▸ REQUEST
Gather from the listing below each line that includes the word "embroidered", and copy it.

▸ RECORDS FOR THE EXERCISE
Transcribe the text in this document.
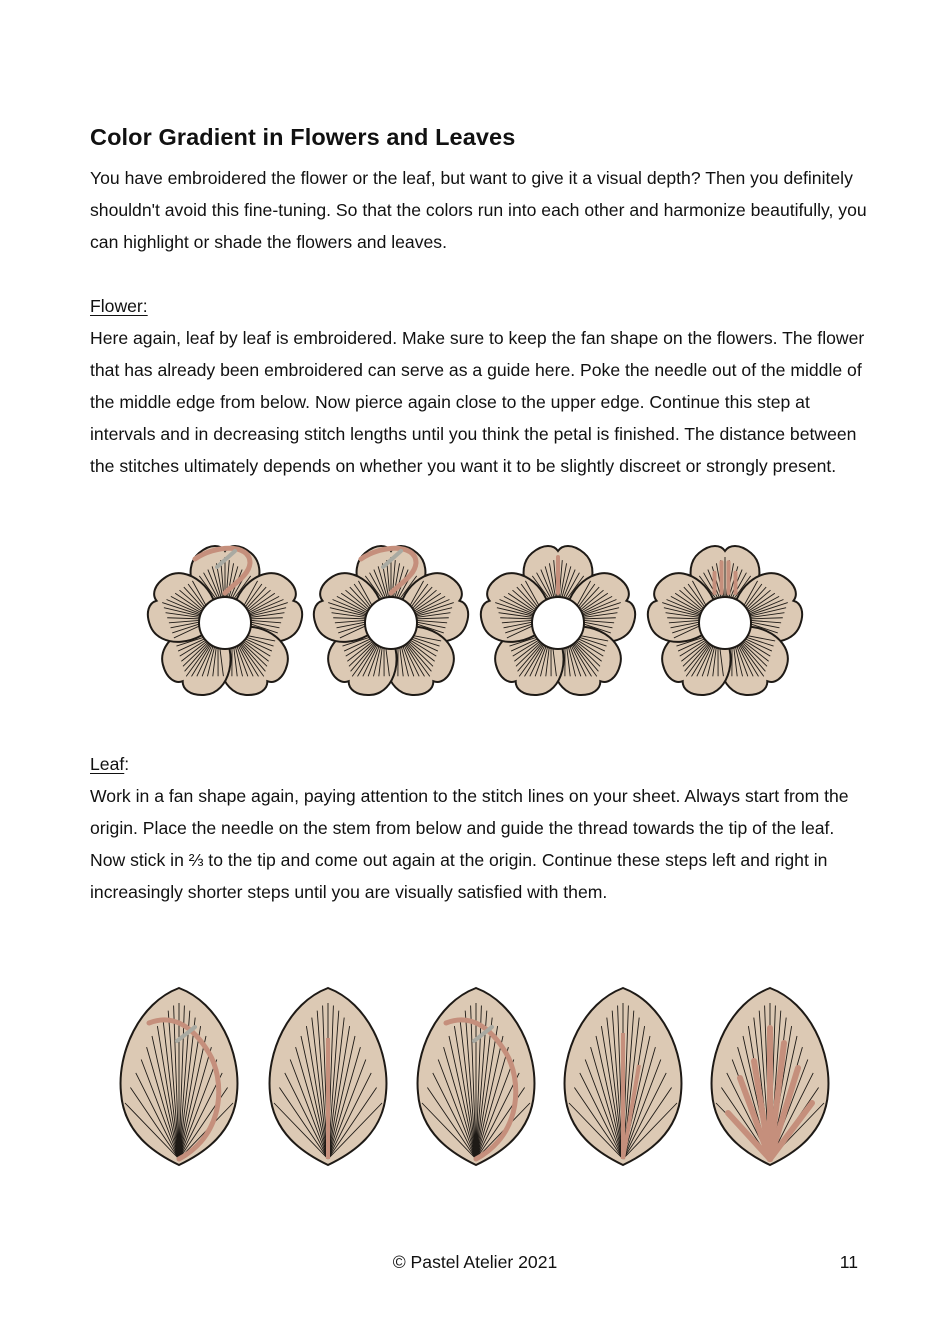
Color Gradient in Flowers and Leaves

You have embroidered the flower or the leaf, but want to give it a visual depth? Then you definitely shouldn't avoid this fine-tuning. So that the colors run into each other and harmonize beautifully, you can highlight or shade the flowers and leaves.

Flower:

Here again, leaf by leaf is embroidered. Make sure to keep the fan shape on the flowers. The flower that has already been embroidered can serve as a guide here. Poke the needle out of the middle of the middle edge from below. Now pierce again close to the upper edge. Continue this step at intervals and in decreasing stitch lengths until you think the petal is finished. The distance between the stitches ultimately depends on whether you want it to be slightly discreet or strongly present.

Leaf:

Work in a fan shape again, paying attention to the stitch lines on your sheet. Always start from the origin. Place the needle on the stem from below and guide the thread towards the tip of the leaf. Now stick in ⅔ to the tip and come out again at the origin. Continue these steps left and right in increasingly shorter steps until you are visually satisfied with them.

© Pastel Atelier 2021	11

▸ OUTPUT BELOW
You have embroidered the flower or the leaf, but want to give it a visual depth? Then you definitely shouldn't avoid this fine-tuning. So that the colors run into each other and harmonize beautifully, you can highlight or shade the flowers and leaves.
Here again, leaf by leaf is embroidered. Make sure to keep the fan shape on the flowers. The flower that has already been embroidered can serve as a guide here. Poke the needle out of the middle of the middle edge from below. Now pierce again close to the upper edge. Continue this step at intervals and in decreasing stitch lengths until you think the petal is finished. The distance between the stitches ultimately depends on whether you want it to be slightly discreet or strongly present.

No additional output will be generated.